• _Extracted material_:
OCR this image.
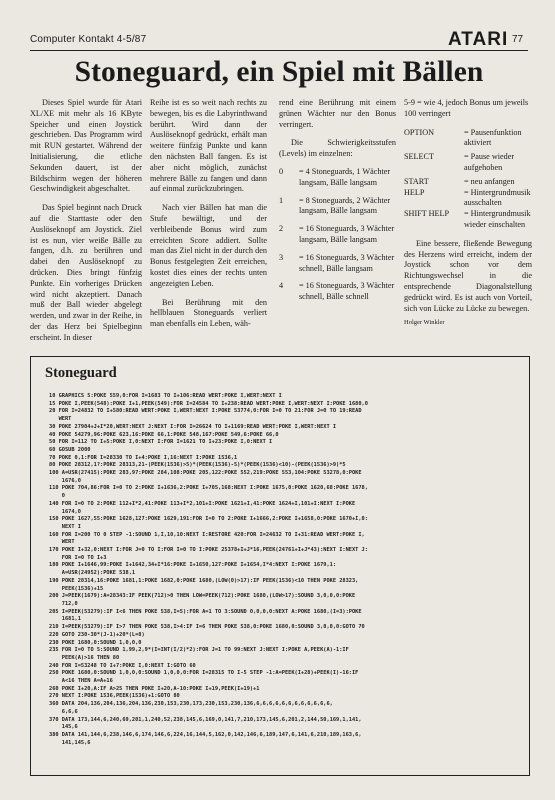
Computer Kontakt 4-5/87	ATARI 77
Stoneguard, ein Spiel mit Bällen

Dieses Spiel wurde für Atari XL/XE mit mehr als 16 KByte Speicher und einen Joystick geschrieben. Das Programm wird mit RUN gestartet. Während der Initialisierung, die etliche Sekunden dauert, ist der Bildschirm wegen der höheren Geschwindigkeit abgeschaltet.

Das Spiel beginnt nach Druck auf die Starttaste oder den Auslöseknopf am Joystick. Ziel ist es nun, vier weiße Bälle zu fangen, d.h. zu berühren und dabei den Auslöseknopf zu drücken. Dies bringt fünfzig Punkte. Ein vorheriges Drücken wird nicht akzeptiert. Danach muß der Ball wieder abgelegt werden, und zwar in der Reihe, in der das Herz bei Spielbeginn erscheint. In dieser

Reihe ist es so weit nach rechts zu bewegen, bis es die Labyrinthwand berührt. Wird dann der Auslöseknopf gedrückt, erhält man weitere fünfzig Punkte und kann den nächsten Ball fangen. Es ist aber nicht möglich, zunächst mehrere Bälle zu fangen und dann auf einmal zurückzubringen.

Nach vier Bällen hat man die Stufe bewältigt, und der verbleibende Bonus wird zum erreichten Score addiert. Sollte man das Ziel nicht in der durch den Bonus festgelegten Zeit erreichen, kostet dies eines der rechts unten angezeigten Leben.

Bei Berührung mit den hellblauen Stoneguards verliert man ebenfalls ein Leben, wäh-

rend eine Berührung mit einem grünen Wächter nur den Bonus verringert.

Die Schwierigkeitsstufen (Levels) im einzelnen:

0	= 4 Stoneguards, 1 Wächter langsam, Bälle langsam
1	= 8 Stoneguards, 2 Wächter langsam, Bälle langsam
2	= 16 Stoneguards, 3 Wächter langsam, Bälle langsam
3	= 16 Stoneguards, 3 Wächter schnell, Bälle langsam
4	= 16 Stoneguards, 3 Wächter schnell, Bälle schnell

5-9 = wie 4, jedoch Bonus um jeweils 100 verringert

OPTION	= Pausenfunktion aktiviert
SELECT	= Pause wieder aufgehoben
START	= neu anfangen
HELP	= Hintergrundmusik ausschalten
SHIFT HELP	= Hintergrundmusik wieder einschalten

Eine bessere, fließende Bewegung des Herzens wird erreicht, indem der Joystick schon vor dem Richtungswechsel in die entsprechende Diagonalstellung gedrückt wird. Es ist auch von Vorteil, sich von Lücke zu Lücke zu bewegen.

Holger Winkler
Stoneguard
10 GRAPHICS 5:POKE 559,0:FOR I=1683 TO I+106:READ WERT:POKE I,WERT:NEXT I
15 POKE I,PEEK(548):POKE I+1,PEEK(549):FOR I=24584 TO I+238:READ WERT:POKE I,WERT:NEXT I:POKE 1680,0
20 FOR I=24832 TO I+580:READ WERT:POKE I,WERT:NEXT I:POKE 53774,0:FOR I=0 TO 21:FOR J=0 TO 19:READ
WERT
30 POKE 27904+J+I*20,WERT:NEXT J:NEXT I:FOR I=26624 TO I+1169:READ WERT:POKE I,WERT:NEXT I
40 POKE 54279,96:POKE 623,16:POKE 66,1:POKE 548,167:POKE 549,6:POKE 66,0
50 FOR I=112 TO I+5:POKE I,0:NEXT I:FOR I=1621 TO I+23:POKE I,0:NEXT I
60 GOSUB 2000
70 POKE 0,1:FOR I=28330 TO I+4:POKE I,16:NEXT I:POKE 1536,1
80 POKE 28312,1?:POKE 28313,21-(PEEK(1536)>5)*(PEEK(1536)-5)*(PEEK(1536)<10)-(PEEK(1536)>9)*5
100 A=USR(27415):POKE 283,97:POKE 284,108:POKE 205,122:POKE 552,219:POKE 553,104:POKE 53278,0:POKE
1676,0
110 POKE 704,86:FOR I=0 TO 2:POKE I+1636,2:POKE I+705,168:NEXT I:POKE 1675,0:POKE 1620,68:POKE 1678,
0
140 FOR I=0 TO 2:POKE 112+I*2,41:POKE 113+I*2,101+I:POKE 1621+I,41:POKE 1624+I,101+I:NEXT I:POKE
1674,0
150 POKE 1627,55:POKE 1628,127:POKE 1629,191:FOR I=0 TO 2:POKE I+1666,2:POKE I+1658,0:POKE 1670+I,0:
NEXT I
160 FOR I=200 TO 0 STEP -1:SOUND 1,I,10,10:NEXT I:RESTORE 420:FOR I=24632 TO I+31:READ WERT:POKE I,
WERT
170 POKE I+32,0:NEXT I:FOR J=0 TO I:FOR I=0 TO I:POKE 25378+I+J*16,PEEK(24761+I+J*43):NEXT I:NEXT J:
FOR I=0 TO I+3
180 POKE I+1646,99:POKE I+1642,34+I*16:POKE I+1650,127:POKE I+1654,I*4:NEXT I:POKE 1679,1:
A=USR(24952):POKE 538,1
190 POKE 28314,16:POKE 1681,1:POKE 1682,0:POKE 1680,(LOW(0)>17):IF PEEK(1536)<10 THEN POKE 28323,
PEEK(1536)+15
200 J=PEEK(1679):A=28343:IF PEEK(712)>0 THEN LOW=PEEK(712):POKE 1680,(LOW>17):SOUND 3,0,0,0:POKE
712,0
205 I=PEEK(53279):IF I<6 THEN POKE 538,I=5):FOR A=1 TO 3:SOUND 0,0,0,0:NEXT A:POKE 1680,(I=3):POKE
1681,1
210 I=PEEK(53279):IF I>7 THEN POKE 538,I>4:IF I=6 THEN POKE 538,0:POKE 1680,0:SOUND 3,0,0,0:GOTO 70
220 GOTO 230-30*(J-1)+20*(L=8)
230 POKE 1680,0:SOUND 1,0,0,0
235 FOR I=0 TO 5:SOUND 1,99,2,9*(I=INT(I/2)*2):FOR J=1 TO 99:NEXT J:NEXT I:POKE A,PEEK(A)-1:IF
PEEK(A)>16 THEN 80
240 FOR I=53248 TO I+7:POKE I,0:NEXT I:GOTO 60
250 POKE 1680,0:SOUND 1,0,0,0:SOUND 1,0,0,0:FOR I=28315 TO I-5 STEP -1:A=PEEK(I+28)+PEEK(I)-16:IF
A<16 THEN A=A+16
260 POKE I+20,A:IF A>25 THEN POKE I+20,A-10:POKE I+19,PEEK(I+19)+1
270 NEXT I:POKE 1536,PEEK(1536)+1:GOTO 80
360 DATA 204,136,204,136,204,136,230,153,230,173,230,153,230,136,6,6,6,6,6,6,6,6,6,6,6,6,
6,6,6
370 DATA 173,144,6,240,69,201,1,240,52,238,145,6,169,0,141,7,210,173,145,6,201,2,144,50,169,1,141,
145,6
380 DATA 141,144,6,238,146,6,174,146,6,224,16,144,5,162,0,142,146,6,189,147,6,141,6,210,189,163,6,
141,145,6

• _Given task_:
Transcribe every entry word for word, but omit the pictures.

• _Response_:
OCR this image.
Computer Kontakt 4-5/87	ATARI 77
Stoneguard, ein Spiel mit Bällen

Dieses Spiel wurde für Atari XL/XE mit mehr als 16 KByte Speicher und einen Joystick geschrieben. Das Programm wird mit RUN gestartet. Während der Initialisierung, die etliche Sekunden dauert, ist der Bildschirm wegen der höheren Geschwindigkeit abgeschaltet.

Das Spiel beginnt nach Druck auf die Starttaste oder den Auslöseknopf am Joystick. Ziel ist es nun, vier weiße Bälle zu fangen, d.h. zu berühren und dabei den Auslöseknopf zu drücken. Dies bringt fünfzig Punkte. Ein vorheriges Drücken wird nicht akzeptiert. Danach muß der Ball wieder abgelegt werden, und zwar in der Reihe, in der das Herz bei Spielbeginn erscheint. In dieser

Reihe ist es so weit nach rechts zu bewegen, bis es die Labyrinthwand berührt. Wird dann der Auslöseknopf gedrückt, erhält man weitere fünfzig Punkte und kann den nächsten Ball fangen. Es ist aber nicht möglich, zunächst mehrere Bälle zu fangen und dann auf einmal zurückzubringen.

Nach vier Bällen hat man die Stufe bewältigt, und der verbleibende Bonus wird zum erreichten Score addiert. Sollte man das Ziel nicht in der durch den Bonus festgelegten Zeit erreichen, kostet dies eines der rechts unten angezeigten Leben.

Bei Berührung mit den hellblauen Stoneguards verliert man ebenfalls ein Leben, wäh-

rend eine Berührung mit einem grünen Wächter nur den Bonus verringert.

Die Schwierigkeitsstufen (Levels) im einzelnen:

0	= 4 Stoneguards, 1 Wächter langsam, Bälle langsam
1	= 8 Stoneguards, 2 Wächter langsam, Bälle langsam
2	= 16 Stoneguards, 3 Wächter langsam, Bälle langsam
3	= 16 Stoneguards, 3 Wächter schnell, Bälle langsam
4	= 16 Stoneguards, 3 Wächter schnell, Bälle schnell

5-9 = wie 4, jedoch Bonus um jeweils 100 verringert

OPTION	= Pausenfunktion aktiviert
SELECT	= Pause wieder aufgehoben
START	= neu anfangen
HELP	= Hintergrundmusik ausschalten
SHIFT HELP	= Hintergrundmusik wieder einschalten

Eine bessere, fließende Bewegung des Herzens wird erreicht, indem der Joystick schon vor dem Richtungswechsel in die entsprechende Diagonalstellung gedrückt wird. Es ist auch von Vorteil, sich von Lücke zu Lücke zu bewegen.

Holger Winkler
Stoneguard
10 GRAPHICS 5:POKE 559,0:FOR I=1683 TO I+106:READ WERT:POKE I,WERT:NEXT I
15 POKE I,PEEK(548):POKE I+1,PEEK(549):FOR I=24584 TO I+238:READ WERT:POKE I,WERT:NEXT I:POKE 1680,0
20 FOR I=24832 TO I+580:READ WERT:POKE I,WERT:NEXT I:POKE 53774,0:FOR I=0 TO 21:FOR J=0 TO 19:READ
WERT
30 POKE 27904+J+I*20,WERT:NEXT J:NEXT I:FOR I=26624 TO I+1169:READ WERT:POKE I,WERT:NEXT I
40 POKE 54279,96:POKE 623,16:POKE 66,1:POKE 548,167:POKE 549,6:POKE 66,0
50 FOR I=112 TO I+5:POKE I,0:NEXT I:FOR I=1621 TO I+23:POKE I,0:NEXT I
60 GOSUB 2000
70 POKE 0,1:FOR I=28330 TO I+4:POKE I,16:NEXT I:POKE 1536,1
80 POKE 28312,1?:POKE 28313,21-(PEEK(1536)>5)*(PEEK(1536)-5)*(PEEK(1536)<10)-(PEEK(1536)>9)*5
100 A=USR(27415):POKE 283,97:POKE 284,108:POKE 205,122:POKE 552,219:POKE 553,104:POKE 53278,0:POKE
1676,0
110 POKE 704,86:FOR I=0 TO 2:POKE I+1636,2:POKE I+705,168:NEXT I:POKE 1675,0:POKE 1620,68:POKE 1678,
0
140 FOR I=0 TO 2:POKE 112+I*2,41:POKE 113+I*2,101+I:POKE 1621+I,41:POKE 1624+I,101+I:NEXT I:POKE
1674,0
150 POKE 1627,55:POKE 1628,127:POKE 1629,191:FOR I=0 TO 2:POKE I+1666,2:POKE I+1658,0:POKE 1670+I,0:
NEXT I
160 FOR I=200 TO 0 STEP -1:SOUND 1,I,10,10:NEXT I:RESTORE 420:FOR I=24632 TO I+31:READ WERT:POKE I,
WERT
170 POKE I+32,0:NEXT I:FOR J=0 TO I:FOR I=0 TO I:POKE 25378+I+J*16,PEEK(24761+I+J*43):NEXT I:NEXT J:
FOR I=0 TO I+3
180 POKE I+1646,99:POKE I+1642,34+I*16:POKE I+1650,127:POKE I+1654,I*4:NEXT I:POKE 1679,1:
A=USR(24952):POKE 538,1
190 POKE 28314,16:POKE 1681,1:POKE 1682,0:POKE 1680,(LOW(0)>17):IF PEEK(1536)<10 THEN POKE 28323,
PEEK(1536)+15
200 J=PEEK(1679):A=28343:IF PEEK(712)>0 THEN LOW=PEEK(712):POKE 1680,(LOW>17):SOUND 3,0,0,0:POKE
712,0
205 I=PEEK(53279):IF I<6 THEN POKE 538,I=5):FOR A=1 TO 3:SOUND 0,0,0,0:NEXT A:POKE 1680,(I=3):POKE
1681,1
210 I=PEEK(53279):IF I>7 THEN POKE 538,I>4:IF I=6 THEN POKE 538,0:POKE 1680,0:SOUND 3,0,0,0:GOTO 70
220 GOTO 230-30*(J-1)+20*(L=8)
230 POKE 1680,0:SOUND 1,0,0,0
235 FOR I=0 TO 5:SOUND 1,99,2,9*(I=INT(I/2)*2):FOR J=1 TO 99:NEXT J:NEXT I:POKE A,PEEK(A)-1:IF
PEEK(A)>16 THEN 80
240 FOR I=53248 TO I+7:POKE I,0:NEXT I:GOTO 60
250 POKE 1680,0:SOUND 1,0,0,0:SOUND 1,0,0,0:FOR I=28315 TO I-5 STEP -1:A=PEEK(I+28)+PEEK(I)-16:IF
A<16 THEN A=A+16
260 POKE I+20,A:IF A>25 THEN POKE I+20,A-10:POKE I+19,PEEK(I+19)+1
270 NEXT I:POKE 1536,PEEK(1536)+1:GOTO 80
360 DATA 204,136,204,136,204,136,230,153,230,173,230,153,230,136,6,6,6,6,6,6,6,6,6,6,6,6,
6,6,6
370 DATA 173,144,6,240,69,201,1,240,52,238,145,6,169,0,141,7,210,173,145,6,201,2,144,50,169,1,141,
145,6
380 DATA 141,144,6,238,146,6,174,146,6,224,16,144,5,162,0,142,146,6,189,147,6,141,6,210,189,163,6,
141,145,6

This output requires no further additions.